Goal of the exercise :: Arrange each non-blank line of the data below as a row in a Markdown table with two columns, Number and Text, numbering the rows in order.

%%

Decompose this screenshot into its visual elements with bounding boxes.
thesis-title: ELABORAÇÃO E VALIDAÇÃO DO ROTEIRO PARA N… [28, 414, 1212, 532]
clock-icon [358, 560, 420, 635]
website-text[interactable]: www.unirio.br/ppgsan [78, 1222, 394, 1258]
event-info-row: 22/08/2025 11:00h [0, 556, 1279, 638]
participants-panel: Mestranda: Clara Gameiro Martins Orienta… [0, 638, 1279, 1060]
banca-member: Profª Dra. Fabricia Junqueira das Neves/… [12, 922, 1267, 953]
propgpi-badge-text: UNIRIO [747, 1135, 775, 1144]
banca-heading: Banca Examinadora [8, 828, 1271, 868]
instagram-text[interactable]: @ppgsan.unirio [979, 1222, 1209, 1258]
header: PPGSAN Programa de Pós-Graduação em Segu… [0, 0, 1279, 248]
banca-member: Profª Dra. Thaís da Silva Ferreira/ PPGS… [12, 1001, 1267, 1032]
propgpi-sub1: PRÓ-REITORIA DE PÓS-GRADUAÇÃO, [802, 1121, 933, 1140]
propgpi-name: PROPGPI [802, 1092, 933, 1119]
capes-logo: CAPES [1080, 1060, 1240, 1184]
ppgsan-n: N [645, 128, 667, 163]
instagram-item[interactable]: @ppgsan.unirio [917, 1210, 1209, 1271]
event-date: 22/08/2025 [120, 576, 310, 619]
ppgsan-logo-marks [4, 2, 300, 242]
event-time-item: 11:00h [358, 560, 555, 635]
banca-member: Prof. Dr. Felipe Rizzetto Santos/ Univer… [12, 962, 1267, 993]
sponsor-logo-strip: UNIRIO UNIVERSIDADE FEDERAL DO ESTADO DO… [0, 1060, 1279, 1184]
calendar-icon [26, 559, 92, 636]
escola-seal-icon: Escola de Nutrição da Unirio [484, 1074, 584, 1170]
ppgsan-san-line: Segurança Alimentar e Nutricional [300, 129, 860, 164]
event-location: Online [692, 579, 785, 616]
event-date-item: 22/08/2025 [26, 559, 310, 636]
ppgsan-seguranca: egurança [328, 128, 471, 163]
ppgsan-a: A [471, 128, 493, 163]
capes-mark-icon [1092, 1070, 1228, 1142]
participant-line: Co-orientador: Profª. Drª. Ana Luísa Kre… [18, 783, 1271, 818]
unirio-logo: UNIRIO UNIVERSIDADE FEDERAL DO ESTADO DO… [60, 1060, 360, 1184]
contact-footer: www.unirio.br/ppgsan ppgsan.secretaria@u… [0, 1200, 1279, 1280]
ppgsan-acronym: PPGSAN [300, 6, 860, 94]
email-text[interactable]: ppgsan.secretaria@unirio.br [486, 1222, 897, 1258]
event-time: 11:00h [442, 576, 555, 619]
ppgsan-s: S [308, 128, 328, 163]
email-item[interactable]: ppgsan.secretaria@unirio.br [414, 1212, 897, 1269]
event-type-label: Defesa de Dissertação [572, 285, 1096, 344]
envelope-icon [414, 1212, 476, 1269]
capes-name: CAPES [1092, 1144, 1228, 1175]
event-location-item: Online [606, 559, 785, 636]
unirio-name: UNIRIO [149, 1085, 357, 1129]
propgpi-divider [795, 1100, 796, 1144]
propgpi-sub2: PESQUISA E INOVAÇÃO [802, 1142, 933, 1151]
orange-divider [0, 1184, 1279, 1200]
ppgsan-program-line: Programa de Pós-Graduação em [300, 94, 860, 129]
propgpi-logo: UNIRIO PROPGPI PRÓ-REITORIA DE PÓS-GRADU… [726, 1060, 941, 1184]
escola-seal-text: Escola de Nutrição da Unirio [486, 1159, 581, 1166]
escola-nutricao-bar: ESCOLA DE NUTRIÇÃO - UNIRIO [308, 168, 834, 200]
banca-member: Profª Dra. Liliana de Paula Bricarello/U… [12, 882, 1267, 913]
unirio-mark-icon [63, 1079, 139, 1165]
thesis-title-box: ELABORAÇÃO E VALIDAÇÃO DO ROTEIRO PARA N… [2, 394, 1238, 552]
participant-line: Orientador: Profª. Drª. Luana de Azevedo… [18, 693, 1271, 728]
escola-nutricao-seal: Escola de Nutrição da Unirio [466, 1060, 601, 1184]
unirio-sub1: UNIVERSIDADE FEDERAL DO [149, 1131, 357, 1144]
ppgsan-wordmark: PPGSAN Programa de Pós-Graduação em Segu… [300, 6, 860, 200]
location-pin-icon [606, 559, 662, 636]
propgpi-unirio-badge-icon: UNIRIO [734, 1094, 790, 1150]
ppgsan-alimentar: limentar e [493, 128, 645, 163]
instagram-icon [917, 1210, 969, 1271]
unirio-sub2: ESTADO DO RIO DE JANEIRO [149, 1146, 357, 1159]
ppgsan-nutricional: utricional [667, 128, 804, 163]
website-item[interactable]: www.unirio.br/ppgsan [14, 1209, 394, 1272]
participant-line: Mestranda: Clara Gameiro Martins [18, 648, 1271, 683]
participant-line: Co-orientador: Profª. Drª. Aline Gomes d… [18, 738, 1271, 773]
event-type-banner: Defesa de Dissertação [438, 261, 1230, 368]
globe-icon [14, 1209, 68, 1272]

%%

Exercise result ::
| Number | Text |
|---|---|
| 1 | Decompose this screenshot into its visual elements with bounding boxes. |
| 2 | thesis-title: ELABORAÇÃO E VALIDAÇÃO DO ROTEIRO PARA N… [28, 414, 1212, 532] |
| 3 | clock-icon [358, 560, 420, 635] |
| 4 | website-text[interactable]: www.unirio.br/ppgsan [78, 1222, 394, 1258] |
| 5 | event-info-row: 22/08/2025 11:00h [0, 556, 1279, 638] |
| 6 | participants-panel: Mestranda: Clara Gameiro Martins Orienta… [0, 638, 1279, 1060] |
| 7 | banca-member: Profª Dra. Fabricia Junqueira das Neves/… [12, 922, 1267, 953] |
| 8 | propgpi-badge-text: UNIRIO [747, 1135, 775, 1144] |
| 9 | banca-heading: Banca Examinadora [8, 828, 1271, 868] |
| 10 | instagram-text[interactable]: @ppgsan.unirio [979, 1222, 1209, 1258] |
| 11 | header: PPGSAN Programa de Pós-Graduação em Segu… [0, 0, 1279, 248] |
| 12 | banca-member: Profª Dra. Thaís da Silva Ferreira/ PPGS… [12, 1001, 1267, 1032] |
| 13 | propgpi-sub1: PRÓ-REITORIA DE PÓS-GRADUAÇÃO, [802, 1121, 933, 1140] |
| 14 | propgpi-name: PROPGPI [802, 1092, 933, 1119] |
| 15 | capes-logo: CAPES [1080, 1060, 1240, 1184] |
| 16 | ppgsan-n: N [645, 128, 667, 163] |
| 17 | instagram-item[interactable]: @ppgsan.unirio [917, 1210, 1209, 1271] |
| 18 | event-date: 22/08/2025 [120, 576, 310, 619] |
| 19 | ppgsan-logo-marks [4, 2, 300, 242] |
| 20 | event-time-item: 11:00h [358, 560, 555, 635] |
| 21 | banca-member: Prof. Dr. Felipe Rizzetto Santos/ Univer… [12, 962, 1267, 993] |
| 22 | sponsor-logo-strip: UNIRIO UNIVERSIDADE FEDERAL DO ESTADO DO… [0, 1060, 1279, 1184] |
| 23 | calendar-icon [26, 559, 92, 636] |
| 24 | escola-seal-icon: Escola de Nutrição da Unirio [484, 1074, 584, 1170] |
| 25 | ppgsan-san-line: Segurança Alimentar e Nutricional [300, 129, 860, 164] |
| 26 | event-location: Online [692, 579, 785, 616] |
| 27 | event-date-item: 22/08/2025 [26, 559, 310, 636] |
| 28 | ppgsan-seguranca: egurança [328, 128, 471, 163] |
| 29 | ppgsan-a: A [471, 128, 493, 163] |
| 30 | capes-mark-icon [1092, 1070, 1228, 1142] |
| 31 | participant-line: Co-orientador: Profª. Drª. Ana Luísa Kre… [18, 783, 1271, 818] |
| 32 | unirio-logo: UNIRIO UNIVERSIDADE FEDERAL DO ESTADO DO… [60, 1060, 360, 1184] |
| 33 | contact-footer: www.unirio.br/ppgsan ppgsan.secretaria@u… [0, 1200, 1279, 1280] |
| 34 | ppgsan-acronym: PPGSAN [300, 6, 860, 94] |
| 35 | email-text[interactable]: ppgsan.secretaria@unirio.br [486, 1222, 897, 1258] |
| 36 | event-time: 11:00h [442, 576, 555, 619] |
| 37 | ppgsan-s: S [308, 128, 328, 163] |
| 38 | email-item[interactable]: ppgsan.secretaria@unirio.br [414, 1212, 897, 1269] |
| 39 | event-type-label: Defesa de Dissertação [572, 285, 1096, 344] |
| 40 | envelope-icon [414, 1212, 476, 1269] |
| 41 | capes-name: CAPES [1092, 1144, 1228, 1175] |
| 42 | event-location-item: Online [606, 559, 785, 636] |
| 43 | unirio-name: UNIRIO [149, 1085, 357, 1129] |
| 44 | propgpi-divider [795, 1100, 796, 1144] |
| 45 | propgpi-sub2: PESQUISA E INOVAÇÃO [802, 1142, 933, 1151] |
| 46 | orange-divider [0, 1184, 1279, 1200] |
| 47 | ppgsan-program-line: Programa de Pós-Graduação em [300, 94, 860, 129] |
| 48 | propgpi-logo: UNIRIO PROPGPI PRÓ-REITORIA DE PÓS-GRADU… [726, 1060, 941, 1184] |
| 49 | escola-seal-text: Escola de Nutrição da Unirio [486, 1159, 581, 1166] |
| 50 | escola-nutricao-bar: ESCOLA DE NUTRIÇÃO - UNIRIO [308, 168, 834, 200] |
| 51 | banca-member: Profª Dra. Liliana de Paula Bricarello/U… [12, 882, 1267, 913] |
| 52 | unirio-mark-icon [63, 1079, 139, 1165] |
| 53 | thesis-title-box: ELABORAÇÃO E VALIDAÇÃO DO ROTEIRO PARA N… [2, 394, 1238, 552] |
| 54 | participant-line: Orientador: Profª. Drª. Luana de Azevedo… [18, 693, 1271, 728] |
| 55 | escola-nutricao-seal: Escola de Nutrição da Unirio [466, 1060, 601, 1184] |
| 56 | unirio-sub1: UNIVERSIDADE FEDERAL DO [149, 1131, 357, 1144] |
| 57 | ppgsan-wordmark: PPGSAN Programa de Pós-Graduação em Segu… [300, 6, 860, 200] |
| 58 | location-pin-icon [606, 559, 662, 636] |
| 59 | propgpi-unirio-badge-icon: UNIRIO [734, 1094, 790, 1150] |
| 60 | ppgsan-alimentar: limentar e [493, 128, 645, 163] |
| 61 | instagram-icon [917, 1210, 969, 1271] |
| 62 | unirio-sub2: ESTADO DO RIO DE JANEIRO [149, 1146, 357, 1159] |
| 63 | ppgsan-nutricional: utricional [667, 128, 804, 163] |
| 64 | website-item[interactable]: www.unirio.br/ppgsan [14, 1209, 394, 1272] |
| 65 | participant-line: Mestranda: Clara Gameiro Martins [18, 648, 1271, 683] |
| 66 | participant-line: Co-orientador: Profª. Drª. Aline Gomes d… [18, 738, 1271, 773] |
| 67 | event-type-banner: Defesa de Dissertação [438, 261, 1230, 368] |
| 68 | globe-icon [14, 1209, 68, 1272] |